[Data items]
::::::
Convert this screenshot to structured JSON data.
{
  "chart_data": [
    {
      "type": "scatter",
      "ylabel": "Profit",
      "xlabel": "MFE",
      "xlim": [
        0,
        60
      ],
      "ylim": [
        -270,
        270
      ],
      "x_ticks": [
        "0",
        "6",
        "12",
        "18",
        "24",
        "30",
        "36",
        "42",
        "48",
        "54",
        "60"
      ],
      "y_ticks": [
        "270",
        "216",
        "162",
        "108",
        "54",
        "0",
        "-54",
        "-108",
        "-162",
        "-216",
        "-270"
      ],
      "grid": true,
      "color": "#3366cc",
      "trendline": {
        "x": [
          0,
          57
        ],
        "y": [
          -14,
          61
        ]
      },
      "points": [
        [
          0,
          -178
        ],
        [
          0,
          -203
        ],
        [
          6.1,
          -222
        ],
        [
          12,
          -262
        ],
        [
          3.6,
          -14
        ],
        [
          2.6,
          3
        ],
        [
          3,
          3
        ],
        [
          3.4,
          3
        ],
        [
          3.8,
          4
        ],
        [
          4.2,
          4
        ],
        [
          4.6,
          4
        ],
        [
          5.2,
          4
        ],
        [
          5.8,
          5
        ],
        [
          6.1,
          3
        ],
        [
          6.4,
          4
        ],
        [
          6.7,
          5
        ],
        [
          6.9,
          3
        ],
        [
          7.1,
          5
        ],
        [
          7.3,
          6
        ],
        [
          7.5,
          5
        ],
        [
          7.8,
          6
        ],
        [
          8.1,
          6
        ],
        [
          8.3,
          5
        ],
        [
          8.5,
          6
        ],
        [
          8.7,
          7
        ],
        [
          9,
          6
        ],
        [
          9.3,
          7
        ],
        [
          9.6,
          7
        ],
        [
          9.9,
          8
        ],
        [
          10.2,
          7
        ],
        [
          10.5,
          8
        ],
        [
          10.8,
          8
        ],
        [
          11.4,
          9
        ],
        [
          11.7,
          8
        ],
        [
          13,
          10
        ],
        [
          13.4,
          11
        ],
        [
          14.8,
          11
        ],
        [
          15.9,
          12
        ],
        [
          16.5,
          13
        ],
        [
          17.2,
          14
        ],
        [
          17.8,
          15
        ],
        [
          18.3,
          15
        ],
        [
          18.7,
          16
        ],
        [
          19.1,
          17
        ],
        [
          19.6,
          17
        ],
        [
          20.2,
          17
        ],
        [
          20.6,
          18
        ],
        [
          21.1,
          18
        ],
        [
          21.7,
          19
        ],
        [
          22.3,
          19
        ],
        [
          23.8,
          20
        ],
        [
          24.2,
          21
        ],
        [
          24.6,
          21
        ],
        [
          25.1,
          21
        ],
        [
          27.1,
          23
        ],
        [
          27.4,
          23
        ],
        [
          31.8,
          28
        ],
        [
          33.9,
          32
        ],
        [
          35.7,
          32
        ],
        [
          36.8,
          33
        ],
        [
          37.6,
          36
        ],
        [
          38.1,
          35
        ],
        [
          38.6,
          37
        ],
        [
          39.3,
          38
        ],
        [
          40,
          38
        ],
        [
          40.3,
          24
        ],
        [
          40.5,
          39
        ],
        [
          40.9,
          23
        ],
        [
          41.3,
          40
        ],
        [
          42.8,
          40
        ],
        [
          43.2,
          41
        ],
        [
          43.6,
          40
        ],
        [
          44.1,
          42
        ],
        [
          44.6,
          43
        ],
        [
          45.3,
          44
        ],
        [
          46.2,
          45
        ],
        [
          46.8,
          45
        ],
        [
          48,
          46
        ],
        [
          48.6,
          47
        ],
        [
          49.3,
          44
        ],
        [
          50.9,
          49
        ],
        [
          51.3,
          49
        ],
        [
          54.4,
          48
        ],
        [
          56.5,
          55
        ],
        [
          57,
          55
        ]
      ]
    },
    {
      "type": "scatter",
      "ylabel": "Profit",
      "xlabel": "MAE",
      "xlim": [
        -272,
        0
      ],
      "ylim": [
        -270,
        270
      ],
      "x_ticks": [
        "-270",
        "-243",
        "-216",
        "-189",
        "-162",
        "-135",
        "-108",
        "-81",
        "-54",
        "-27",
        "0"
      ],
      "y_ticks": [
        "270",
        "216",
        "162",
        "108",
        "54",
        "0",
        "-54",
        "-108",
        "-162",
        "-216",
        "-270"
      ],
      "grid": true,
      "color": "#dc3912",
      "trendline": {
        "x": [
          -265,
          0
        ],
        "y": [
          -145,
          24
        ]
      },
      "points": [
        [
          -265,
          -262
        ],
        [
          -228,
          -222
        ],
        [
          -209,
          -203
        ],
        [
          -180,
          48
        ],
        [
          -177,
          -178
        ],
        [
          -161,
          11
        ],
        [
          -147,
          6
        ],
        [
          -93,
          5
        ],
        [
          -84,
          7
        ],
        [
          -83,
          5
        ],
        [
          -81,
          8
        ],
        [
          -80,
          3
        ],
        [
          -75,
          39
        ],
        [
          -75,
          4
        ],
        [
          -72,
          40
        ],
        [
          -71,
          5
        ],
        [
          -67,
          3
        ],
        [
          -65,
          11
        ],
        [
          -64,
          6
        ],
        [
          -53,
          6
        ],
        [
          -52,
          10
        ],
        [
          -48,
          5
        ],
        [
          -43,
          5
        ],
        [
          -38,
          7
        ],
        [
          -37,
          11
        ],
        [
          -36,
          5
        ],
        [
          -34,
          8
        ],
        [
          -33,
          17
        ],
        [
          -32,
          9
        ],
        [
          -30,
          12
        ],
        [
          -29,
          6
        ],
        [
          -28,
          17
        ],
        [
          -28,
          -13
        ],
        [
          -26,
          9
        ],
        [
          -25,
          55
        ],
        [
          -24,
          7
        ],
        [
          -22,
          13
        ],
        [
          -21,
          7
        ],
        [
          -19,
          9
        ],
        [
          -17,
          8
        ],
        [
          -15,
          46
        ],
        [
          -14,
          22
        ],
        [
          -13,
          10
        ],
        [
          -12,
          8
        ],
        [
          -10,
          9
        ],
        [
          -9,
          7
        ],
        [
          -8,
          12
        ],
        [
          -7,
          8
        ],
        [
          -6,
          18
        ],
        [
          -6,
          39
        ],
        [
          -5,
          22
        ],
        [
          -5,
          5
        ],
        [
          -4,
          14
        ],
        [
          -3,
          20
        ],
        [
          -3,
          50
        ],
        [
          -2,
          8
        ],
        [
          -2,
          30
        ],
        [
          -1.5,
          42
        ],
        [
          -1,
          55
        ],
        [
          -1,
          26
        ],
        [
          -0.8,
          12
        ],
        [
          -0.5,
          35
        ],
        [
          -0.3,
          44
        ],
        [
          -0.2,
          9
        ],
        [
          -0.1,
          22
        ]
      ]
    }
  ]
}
::::::
Problem to work on | The entries above must be returned in full, exactly as shown.

Final result |
Convert this screenshot to structured JSON data.
{
  "chart_data": [
    {
      "type": "scatter",
      "ylabel": "Profit",
      "xlabel": "MFE",
      "xlim": [
        0,
        60
      ],
      "ylim": [
        -270,
        270
      ],
      "x_ticks": [
        "0",
        "6",
        "12",
        "18",
        "24",
        "30",
        "36",
        "42",
        "48",
        "54",
        "60"
      ],
      "y_ticks": [
        "270",
        "216",
        "162",
        "108",
        "54",
        "0",
        "-54",
        "-108",
        "-162",
        "-216",
        "-270"
      ],
      "grid": true,
      "color": "#3366cc",
      "trendline": {
        "x": [
          0,
          57
        ],
        "y": [
          -14,
          61
        ]
      },
      "points": [
        [
          0,
          -178
        ],
        [
          0,
          -203
        ],
        [
          6.1,
          -222
        ],
        [
          12,
          -262
        ],
        [
          3.6,
          -14
        ],
        [
          2.6,
          3
        ],
        [
          3,
          3
        ],
        [
          3.4,
          3
        ],
        [
          3.8,
          4
        ],
        [
          4.2,
          4
        ],
        [
          4.6,
          4
        ],
        [
          5.2,
          4
        ],
        [
          5.8,
          5
        ],
        [
          6.1,
          3
        ],
        [
          6.4,
          4
        ],
        [
          6.7,
          5
        ],
        [
          6.9,
          3
        ],
        [
          7.1,
          5
        ],
        [
          7.3,
          6
        ],
        [
          7.5,
          5
        ],
        [
          7.8,
          6
        ],
        [
          8.1,
          6
        ],
        [
          8.3,
          5
        ],
        [
          8.5,
          6
        ],
        [
          8.7,
          7
        ],
        [
          9,
          6
        ],
        [
          9.3,
          7
        ],
        [
          9.6,
          7
        ],
        [
          9.9,
          8
        ],
        [
          10.2,
          7
        ],
        [
          10.5,
          8
        ],
        [
          10.8,
          8
        ],
        [
          11.4,
          9
        ],
        [
          11.7,
          8
        ],
        [
          13,
          10
        ],
        [
          13.4,
          11
        ],
        [
          14.8,
          11
        ],
        [
          15.9,
          12
        ],
        [
          16.5,
          13
        ],
        [
          17.2,
          14
        ],
        [
          17.8,
          15
        ],
        [
          18.3,
          15
        ],
        [
          18.7,
          16
        ],
        [
          19.1,
          17
        ],
        [
          19.6,
          17
        ],
        [
          20.2,
          17
        ],
        [
          20.6,
          18
        ],
        [
          21.1,
          18
        ],
        [
          21.7,
          19
        ],
        [
          22.3,
          19
        ],
        [
          23.8,
          20
        ],
        [
          24.2,
          21
        ],
        [
          24.6,
          21
        ],
        [
          25.1,
          21
        ],
        [
          27.1,
          23
        ],
        [
          27.4,
          23
        ],
        [
          31.8,
          28
        ],
        [
          33.9,
          32
        ],
        [
          35.7,
          32
        ],
        [
          36.8,
          33
        ],
        [
          37.6,
          36
        ],
        [
          38.1,
          35
        ],
        [
          38.6,
          37
        ],
        [
          39.3,
          38
        ],
        [
          40,
          38
        ],
        [
          40.3,
          24
        ],
        [
          40.5,
          39
        ],
        [
          40.9,
          23
        ],
        [
          41.3,
          40
        ],
        [
          42.8,
          40
        ],
        [
          43.2,
          41
        ],
        [
          43.6,
          40
        ],
        [
          44.1,
          42
        ],
        [
          44.6,
          43
        ],
        [
          45.3,
          44
        ],
        [
          46.2,
          45
        ],
        [
          46.8,
          45
        ],
        [
          48,
          46
        ],
        [
          48.6,
          47
        ],
        [
          49.3,
          44
        ],
        [
          50.9,
          49
        ],
        [
          51.3,
          49
        ],
        [
          54.4,
          48
        ],
        [
          56.5,
          55
        ],
        [
          57,
          55
        ]
      ]
    },
    {
      "type": "scatter",
      "ylabel": "Profit",
      "xlabel": "MAE",
      "xlim": [
        -272,
        0
      ],
      "ylim": [
        -270,
        270
      ],
      "x_ticks": [
        "-270",
        "-243",
        "-216",
        "-189",
        "-162",
        "-135",
        "-108",
        "-81",
        "-54",
        "-27",
        "0"
      ],
      "y_ticks": [
        "270",
        "216",
        "162",
        "108",
        "54",
        "0",
        "-54",
        "-108",
        "-162",
        "-216",
        "-270"
      ],
      "grid": true,
      "color": "#dc3912",
      "trendline": {
        "x": [
          -265,
          0
        ],
        "y": [
          -145,
          24
        ]
      },
      "points": [
        [
          -265,
          -262
        ],
        [
          -228,
          -222
        ],
        [
          -209,
          -203
        ],
        [
          -180,
          48
        ],
        [
          -177,
          -178
        ],
        [
          -161,
          11
        ],
        [
          -147,
          6
        ],
        [
          -93,
          5
        ],
        [
          -84,
          7
        ],
        [
          -83,
          5
        ],
        [
          -81,
          8
        ],
        [
          -80,
          3
        ],
        [
          -75,
          39
        ],
        [
          -75,
          4
        ],
        [
          -72,
          40
        ],
        [
          -71,
          5
        ],
        [
          -67,
          3
        ],
        [
          -65,
          11
        ],
        [
          -64,
          6
        ],
        [
          -53,
          6
        ],
        [
          -52,
          10
        ],
        [
          -48,
          5
        ],
        [
          -43,
          5
        ],
        [
          -38,
          7
        ],
        [
          -37,
          11
        ],
        [
          -36,
          5
        ],
        [
          -34,
          8
        ],
        [
          -33,
          17
        ],
        [
          -32,
          9
        ],
        [
          -30,
          12
        ],
        [
          -29,
          6
        ],
        [
          -28,
          17
        ],
        [
          -28,
          -13
        ],
        [
          -26,
          9
        ],
        [
          -25,
          55
        ],
        [
          -24,
          7
        ],
        [
          -22,
          13
        ],
        [
          -21,
          7
        ],
        [
          -19,
          9
        ],
        [
          -17,
          8
        ],
        [
          -15,
          46
        ],
        [
          -14,
          22
        ],
        [
          -13,
          10
        ],
        [
          -12,
          8
        ],
        [
          -10,
          9
        ],
        [
          -9,
          7
        ],
        [
          -8,
          12
        ],
        [
          -7,
          8
        ],
        [
          -6,
          18
        ],
        [
          -6,
          39
        ],
        [
          -5,
          22
        ],
        [
          -5,
          5
        ],
        [
          -4,
          14
        ],
        [
          -3,
          20
        ],
        [
          -3,
          50
        ],
        [
          -2,
          8
        ],
        [
          -2,
          30
        ],
        [
          -1.5,
          42
        ],
        [
          -1,
          55
        ],
        [
          -1,
          26
        ],
        [
          -0.8,
          12
        ],
        [
          -0.5,
          35
        ],
        [
          -0.3,
          44
        ],
        [
          -0.2,
          9
        ],
        [
          -0.1,
          22
        ]
      ]
    }
  ]
}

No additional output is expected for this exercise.